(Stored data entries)
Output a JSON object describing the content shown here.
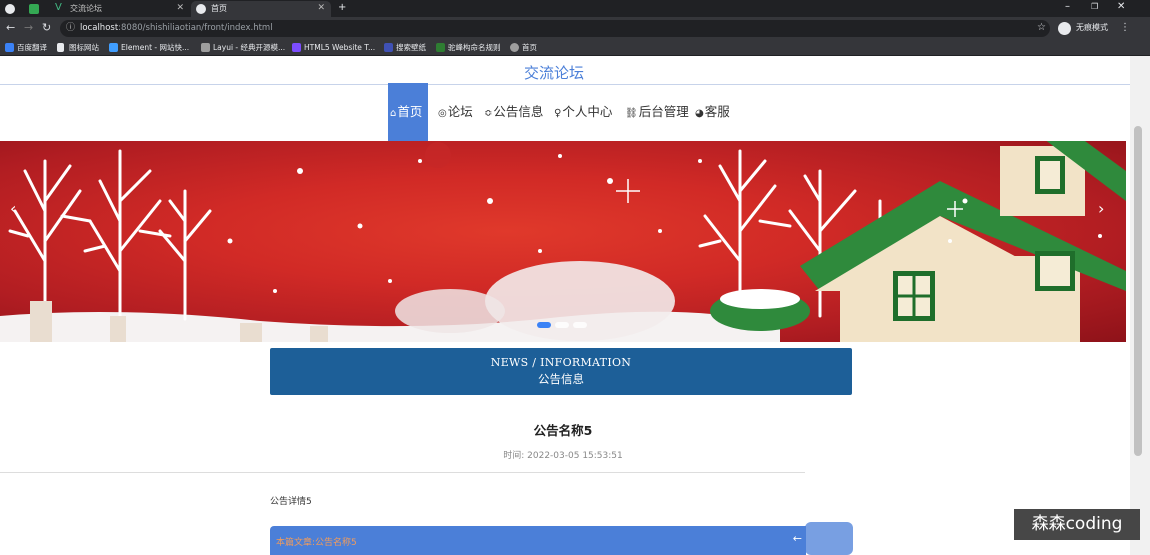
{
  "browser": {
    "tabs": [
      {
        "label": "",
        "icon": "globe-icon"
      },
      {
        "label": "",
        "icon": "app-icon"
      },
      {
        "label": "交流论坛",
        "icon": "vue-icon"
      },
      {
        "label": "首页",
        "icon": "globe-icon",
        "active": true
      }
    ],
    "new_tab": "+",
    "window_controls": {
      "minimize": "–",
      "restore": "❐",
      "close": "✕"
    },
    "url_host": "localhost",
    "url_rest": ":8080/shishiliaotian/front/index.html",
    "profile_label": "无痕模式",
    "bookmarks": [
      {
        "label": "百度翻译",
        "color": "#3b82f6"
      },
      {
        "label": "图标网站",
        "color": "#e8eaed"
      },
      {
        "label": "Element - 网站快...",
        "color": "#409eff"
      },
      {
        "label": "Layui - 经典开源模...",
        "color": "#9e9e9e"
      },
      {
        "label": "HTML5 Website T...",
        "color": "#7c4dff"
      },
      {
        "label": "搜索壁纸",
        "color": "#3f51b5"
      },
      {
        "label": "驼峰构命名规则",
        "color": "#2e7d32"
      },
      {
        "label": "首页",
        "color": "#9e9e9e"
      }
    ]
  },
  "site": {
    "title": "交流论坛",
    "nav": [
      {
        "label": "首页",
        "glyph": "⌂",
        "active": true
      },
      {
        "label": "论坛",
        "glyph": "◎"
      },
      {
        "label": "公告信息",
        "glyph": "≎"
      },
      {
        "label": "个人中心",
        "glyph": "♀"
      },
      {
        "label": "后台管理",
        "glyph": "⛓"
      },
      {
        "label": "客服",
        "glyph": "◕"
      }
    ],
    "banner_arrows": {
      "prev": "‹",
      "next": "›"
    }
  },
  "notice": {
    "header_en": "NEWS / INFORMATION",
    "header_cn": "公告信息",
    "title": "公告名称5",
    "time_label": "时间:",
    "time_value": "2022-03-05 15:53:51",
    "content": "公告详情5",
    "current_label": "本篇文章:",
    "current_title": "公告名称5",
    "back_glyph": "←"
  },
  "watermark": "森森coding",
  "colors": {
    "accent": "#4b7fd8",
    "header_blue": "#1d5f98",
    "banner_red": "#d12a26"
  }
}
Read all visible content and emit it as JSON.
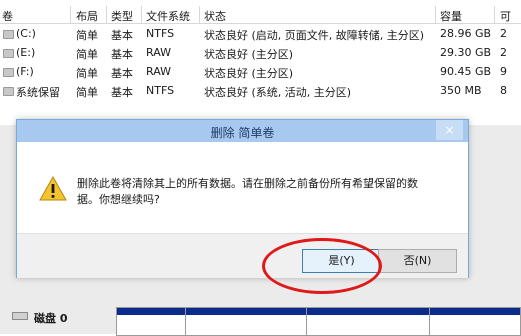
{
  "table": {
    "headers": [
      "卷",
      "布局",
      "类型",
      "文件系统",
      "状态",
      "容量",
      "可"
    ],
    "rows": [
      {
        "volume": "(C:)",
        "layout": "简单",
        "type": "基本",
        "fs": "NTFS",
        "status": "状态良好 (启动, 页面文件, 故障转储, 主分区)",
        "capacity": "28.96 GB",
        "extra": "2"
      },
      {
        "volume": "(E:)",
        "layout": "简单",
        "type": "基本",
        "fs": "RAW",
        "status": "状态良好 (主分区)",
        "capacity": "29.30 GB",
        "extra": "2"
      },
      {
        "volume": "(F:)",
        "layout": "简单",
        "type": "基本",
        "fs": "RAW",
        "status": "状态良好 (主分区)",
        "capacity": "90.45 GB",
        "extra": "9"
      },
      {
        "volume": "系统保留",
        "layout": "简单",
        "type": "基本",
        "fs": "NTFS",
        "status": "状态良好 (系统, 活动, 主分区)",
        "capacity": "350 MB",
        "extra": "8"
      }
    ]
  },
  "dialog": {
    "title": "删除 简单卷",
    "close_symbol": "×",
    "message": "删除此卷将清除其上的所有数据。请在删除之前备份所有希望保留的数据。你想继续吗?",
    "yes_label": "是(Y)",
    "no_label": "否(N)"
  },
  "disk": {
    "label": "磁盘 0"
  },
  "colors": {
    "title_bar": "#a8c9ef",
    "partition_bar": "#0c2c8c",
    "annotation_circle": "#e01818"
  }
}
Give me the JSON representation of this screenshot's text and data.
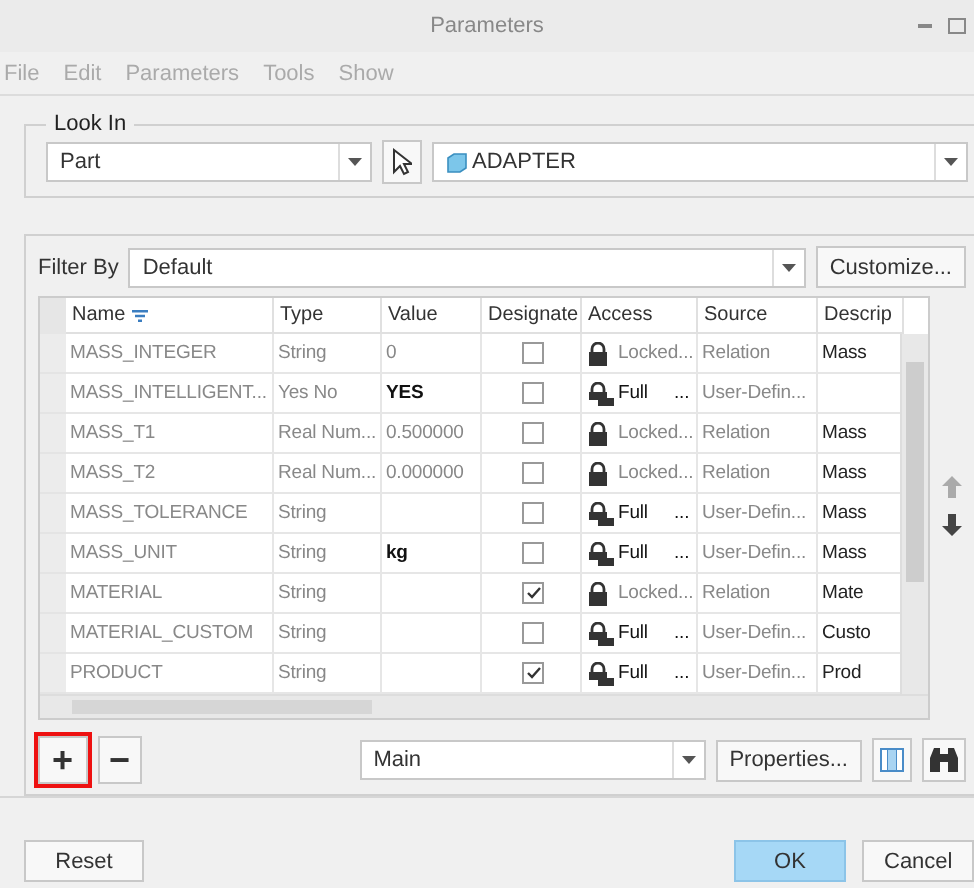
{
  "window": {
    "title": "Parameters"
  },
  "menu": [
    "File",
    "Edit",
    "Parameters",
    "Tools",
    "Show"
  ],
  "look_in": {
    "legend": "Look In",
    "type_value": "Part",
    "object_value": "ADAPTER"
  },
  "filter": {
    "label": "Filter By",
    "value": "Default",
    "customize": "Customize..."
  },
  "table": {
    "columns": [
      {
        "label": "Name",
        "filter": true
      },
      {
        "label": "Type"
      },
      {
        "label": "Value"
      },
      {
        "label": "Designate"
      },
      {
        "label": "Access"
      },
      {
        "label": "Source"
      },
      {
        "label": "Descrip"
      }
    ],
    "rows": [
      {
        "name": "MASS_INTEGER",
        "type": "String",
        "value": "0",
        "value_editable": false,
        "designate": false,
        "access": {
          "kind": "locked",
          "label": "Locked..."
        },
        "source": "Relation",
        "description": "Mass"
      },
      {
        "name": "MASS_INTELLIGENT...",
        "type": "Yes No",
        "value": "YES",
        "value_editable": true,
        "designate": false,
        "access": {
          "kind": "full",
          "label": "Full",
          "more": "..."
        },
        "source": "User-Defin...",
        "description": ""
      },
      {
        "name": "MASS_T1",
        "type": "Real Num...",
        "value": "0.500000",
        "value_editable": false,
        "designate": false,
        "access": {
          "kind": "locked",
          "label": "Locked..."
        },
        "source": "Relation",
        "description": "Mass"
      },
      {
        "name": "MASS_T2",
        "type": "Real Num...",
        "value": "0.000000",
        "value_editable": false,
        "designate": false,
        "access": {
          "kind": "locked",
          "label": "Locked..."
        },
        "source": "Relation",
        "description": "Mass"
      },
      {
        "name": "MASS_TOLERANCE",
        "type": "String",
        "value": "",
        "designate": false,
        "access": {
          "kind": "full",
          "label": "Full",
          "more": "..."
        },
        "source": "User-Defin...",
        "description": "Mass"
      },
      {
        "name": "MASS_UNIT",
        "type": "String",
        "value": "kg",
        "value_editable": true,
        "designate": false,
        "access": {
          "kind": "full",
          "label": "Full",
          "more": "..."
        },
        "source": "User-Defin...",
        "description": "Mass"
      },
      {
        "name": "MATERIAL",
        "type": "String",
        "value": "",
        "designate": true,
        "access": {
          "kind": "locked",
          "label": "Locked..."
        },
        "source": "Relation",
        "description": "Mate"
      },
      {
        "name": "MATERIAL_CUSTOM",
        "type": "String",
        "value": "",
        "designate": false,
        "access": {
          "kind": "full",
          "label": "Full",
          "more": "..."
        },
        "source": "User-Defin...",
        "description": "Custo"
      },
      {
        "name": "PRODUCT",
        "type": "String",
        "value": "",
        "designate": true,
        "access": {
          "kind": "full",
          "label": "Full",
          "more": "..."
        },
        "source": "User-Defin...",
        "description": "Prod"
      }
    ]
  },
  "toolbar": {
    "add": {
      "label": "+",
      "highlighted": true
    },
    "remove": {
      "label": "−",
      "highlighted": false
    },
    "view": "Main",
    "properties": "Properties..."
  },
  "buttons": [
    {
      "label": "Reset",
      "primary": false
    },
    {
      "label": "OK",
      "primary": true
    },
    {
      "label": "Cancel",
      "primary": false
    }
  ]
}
---
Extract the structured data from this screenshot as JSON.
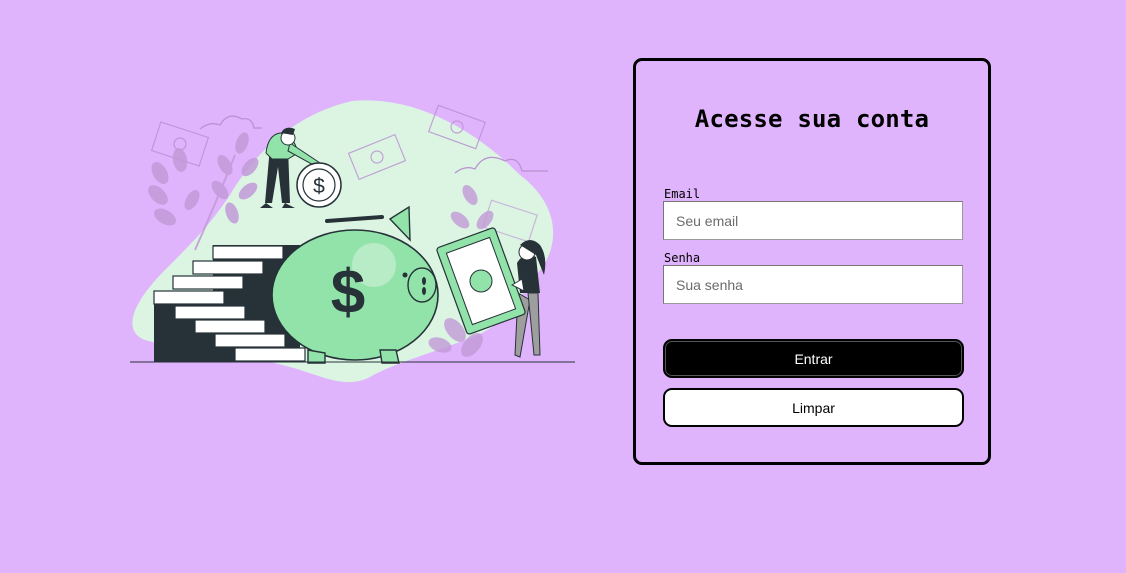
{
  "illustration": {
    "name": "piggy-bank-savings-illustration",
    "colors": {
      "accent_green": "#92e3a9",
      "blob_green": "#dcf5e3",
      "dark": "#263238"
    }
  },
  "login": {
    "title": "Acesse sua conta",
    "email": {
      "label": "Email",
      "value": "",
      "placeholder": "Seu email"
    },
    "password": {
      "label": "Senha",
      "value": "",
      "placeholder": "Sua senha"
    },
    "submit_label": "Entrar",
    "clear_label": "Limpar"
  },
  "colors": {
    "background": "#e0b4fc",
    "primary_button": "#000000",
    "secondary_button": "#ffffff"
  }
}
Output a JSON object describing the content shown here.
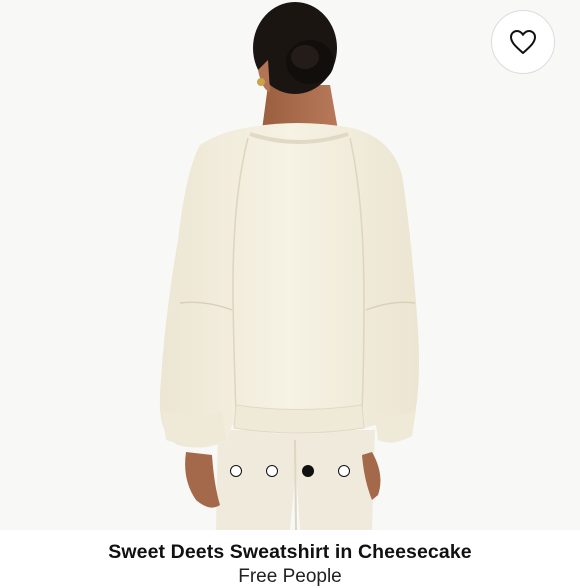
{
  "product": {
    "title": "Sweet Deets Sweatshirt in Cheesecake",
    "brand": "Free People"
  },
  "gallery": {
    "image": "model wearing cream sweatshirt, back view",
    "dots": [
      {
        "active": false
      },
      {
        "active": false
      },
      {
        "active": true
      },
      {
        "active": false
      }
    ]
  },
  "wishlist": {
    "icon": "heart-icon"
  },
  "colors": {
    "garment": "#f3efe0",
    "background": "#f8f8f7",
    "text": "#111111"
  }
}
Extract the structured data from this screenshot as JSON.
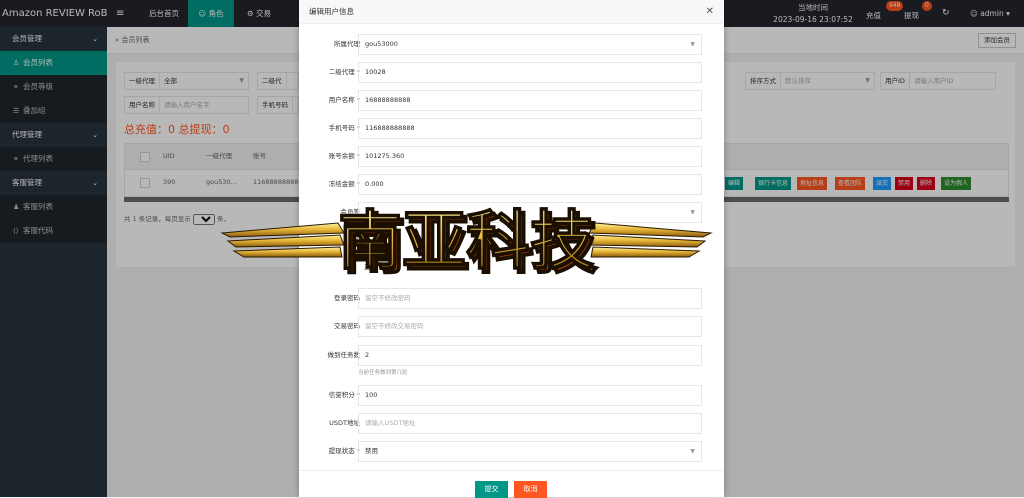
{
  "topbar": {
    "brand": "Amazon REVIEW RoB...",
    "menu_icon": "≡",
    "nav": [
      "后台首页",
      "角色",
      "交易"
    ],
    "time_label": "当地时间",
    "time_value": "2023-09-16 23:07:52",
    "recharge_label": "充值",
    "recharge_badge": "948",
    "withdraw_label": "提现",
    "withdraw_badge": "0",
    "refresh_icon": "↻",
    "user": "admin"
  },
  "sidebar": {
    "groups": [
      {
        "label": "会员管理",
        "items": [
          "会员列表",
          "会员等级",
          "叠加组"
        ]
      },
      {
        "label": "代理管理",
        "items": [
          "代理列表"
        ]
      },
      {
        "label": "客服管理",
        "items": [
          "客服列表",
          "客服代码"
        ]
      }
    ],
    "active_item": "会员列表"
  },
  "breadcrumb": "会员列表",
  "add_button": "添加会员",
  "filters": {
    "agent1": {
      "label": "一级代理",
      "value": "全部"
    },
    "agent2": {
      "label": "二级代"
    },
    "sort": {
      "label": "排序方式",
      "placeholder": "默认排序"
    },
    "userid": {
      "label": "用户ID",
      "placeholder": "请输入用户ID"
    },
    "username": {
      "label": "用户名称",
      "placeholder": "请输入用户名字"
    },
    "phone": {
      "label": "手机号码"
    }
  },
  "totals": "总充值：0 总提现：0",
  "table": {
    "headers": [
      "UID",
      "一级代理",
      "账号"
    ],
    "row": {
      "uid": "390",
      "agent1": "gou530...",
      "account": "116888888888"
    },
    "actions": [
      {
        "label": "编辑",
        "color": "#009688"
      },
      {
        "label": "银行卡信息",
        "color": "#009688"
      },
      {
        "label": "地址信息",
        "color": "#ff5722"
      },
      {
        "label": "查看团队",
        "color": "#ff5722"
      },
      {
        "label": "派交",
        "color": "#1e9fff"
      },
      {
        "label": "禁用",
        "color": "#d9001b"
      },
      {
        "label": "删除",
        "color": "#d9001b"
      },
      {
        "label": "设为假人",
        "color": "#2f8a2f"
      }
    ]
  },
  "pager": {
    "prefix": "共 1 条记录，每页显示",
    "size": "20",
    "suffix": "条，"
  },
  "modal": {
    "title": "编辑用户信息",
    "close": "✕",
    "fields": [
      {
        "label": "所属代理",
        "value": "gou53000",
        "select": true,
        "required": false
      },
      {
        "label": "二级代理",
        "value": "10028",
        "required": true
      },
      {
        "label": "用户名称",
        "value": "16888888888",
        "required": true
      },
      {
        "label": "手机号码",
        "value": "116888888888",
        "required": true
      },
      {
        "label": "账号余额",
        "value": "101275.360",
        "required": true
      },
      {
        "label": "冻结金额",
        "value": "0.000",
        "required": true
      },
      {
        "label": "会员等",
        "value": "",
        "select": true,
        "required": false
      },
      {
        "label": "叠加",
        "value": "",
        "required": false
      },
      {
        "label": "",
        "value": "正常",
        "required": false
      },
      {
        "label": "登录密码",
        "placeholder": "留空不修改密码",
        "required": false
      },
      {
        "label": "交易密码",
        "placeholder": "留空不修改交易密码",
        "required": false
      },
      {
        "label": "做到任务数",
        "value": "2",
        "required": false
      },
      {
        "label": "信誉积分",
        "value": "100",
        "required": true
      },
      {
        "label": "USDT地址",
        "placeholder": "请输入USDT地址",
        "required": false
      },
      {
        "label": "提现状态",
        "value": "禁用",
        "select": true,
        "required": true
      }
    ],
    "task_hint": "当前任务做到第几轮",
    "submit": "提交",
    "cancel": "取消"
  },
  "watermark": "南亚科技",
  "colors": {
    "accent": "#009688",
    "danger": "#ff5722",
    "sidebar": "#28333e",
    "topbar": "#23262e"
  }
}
...
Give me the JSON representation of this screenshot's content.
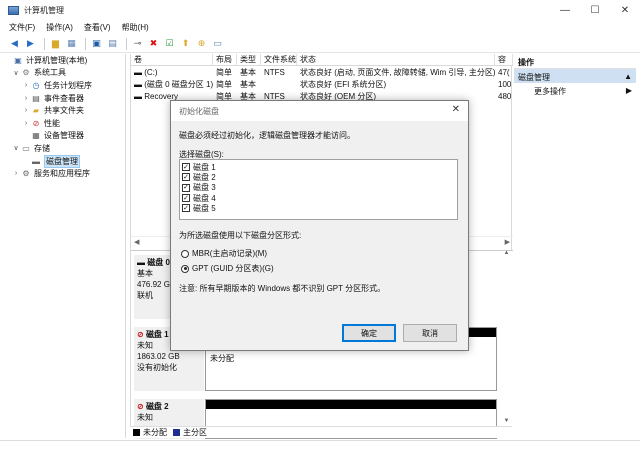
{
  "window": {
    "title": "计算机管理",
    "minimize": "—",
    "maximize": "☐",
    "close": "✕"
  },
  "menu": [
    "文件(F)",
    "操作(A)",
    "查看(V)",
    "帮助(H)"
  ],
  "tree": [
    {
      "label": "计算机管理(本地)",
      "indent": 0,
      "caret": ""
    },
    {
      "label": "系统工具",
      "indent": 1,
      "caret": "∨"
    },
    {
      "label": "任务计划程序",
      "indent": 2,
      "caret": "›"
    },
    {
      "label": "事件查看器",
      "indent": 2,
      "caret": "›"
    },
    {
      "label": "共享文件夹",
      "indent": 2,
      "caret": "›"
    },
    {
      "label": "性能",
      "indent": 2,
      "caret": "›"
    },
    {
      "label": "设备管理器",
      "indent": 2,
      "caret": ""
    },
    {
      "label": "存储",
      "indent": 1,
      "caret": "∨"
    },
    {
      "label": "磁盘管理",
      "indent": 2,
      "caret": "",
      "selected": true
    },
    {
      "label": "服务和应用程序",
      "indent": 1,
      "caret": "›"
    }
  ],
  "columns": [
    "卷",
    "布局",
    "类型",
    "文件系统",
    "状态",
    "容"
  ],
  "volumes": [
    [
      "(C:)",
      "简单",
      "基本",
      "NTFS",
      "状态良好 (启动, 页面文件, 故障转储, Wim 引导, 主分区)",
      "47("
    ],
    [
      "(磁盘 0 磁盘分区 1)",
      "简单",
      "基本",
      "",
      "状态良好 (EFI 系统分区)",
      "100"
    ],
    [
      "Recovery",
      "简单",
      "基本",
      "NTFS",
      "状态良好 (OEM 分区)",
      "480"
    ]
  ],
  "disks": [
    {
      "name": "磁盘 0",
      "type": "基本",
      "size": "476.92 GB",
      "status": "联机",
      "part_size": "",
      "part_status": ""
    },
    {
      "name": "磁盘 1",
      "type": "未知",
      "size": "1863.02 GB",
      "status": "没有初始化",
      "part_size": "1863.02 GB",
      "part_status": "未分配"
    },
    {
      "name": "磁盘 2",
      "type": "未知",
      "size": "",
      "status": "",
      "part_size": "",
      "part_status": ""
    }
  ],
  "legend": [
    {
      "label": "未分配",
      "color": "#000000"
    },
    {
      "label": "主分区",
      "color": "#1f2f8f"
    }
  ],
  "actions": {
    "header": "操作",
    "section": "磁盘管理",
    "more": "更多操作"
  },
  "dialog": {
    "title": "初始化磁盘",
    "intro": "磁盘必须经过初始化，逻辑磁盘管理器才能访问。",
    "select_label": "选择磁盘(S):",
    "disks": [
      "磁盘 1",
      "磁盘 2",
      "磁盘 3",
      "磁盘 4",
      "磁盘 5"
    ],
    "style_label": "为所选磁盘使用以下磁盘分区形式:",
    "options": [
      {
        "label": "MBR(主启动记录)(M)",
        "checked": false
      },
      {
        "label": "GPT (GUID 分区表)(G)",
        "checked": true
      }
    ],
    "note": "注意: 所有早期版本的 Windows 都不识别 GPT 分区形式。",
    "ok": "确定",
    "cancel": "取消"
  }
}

__WHAT IS NEEDED__. Pull every line containing "placeholder" out of the data above.

__RESULT__.
      "placeholder": "Seu email"
      "placeholder": "Sua senha"
      "placeholder": "默认排序"
      "placeholder": "请输入用户ID"
      "placeholder": "请输入用户名字"
        "placeholder": "留空不修改密码",
        "placeholder": "留空不修改交易密码",
        "placeholder": "请输入USDT地址",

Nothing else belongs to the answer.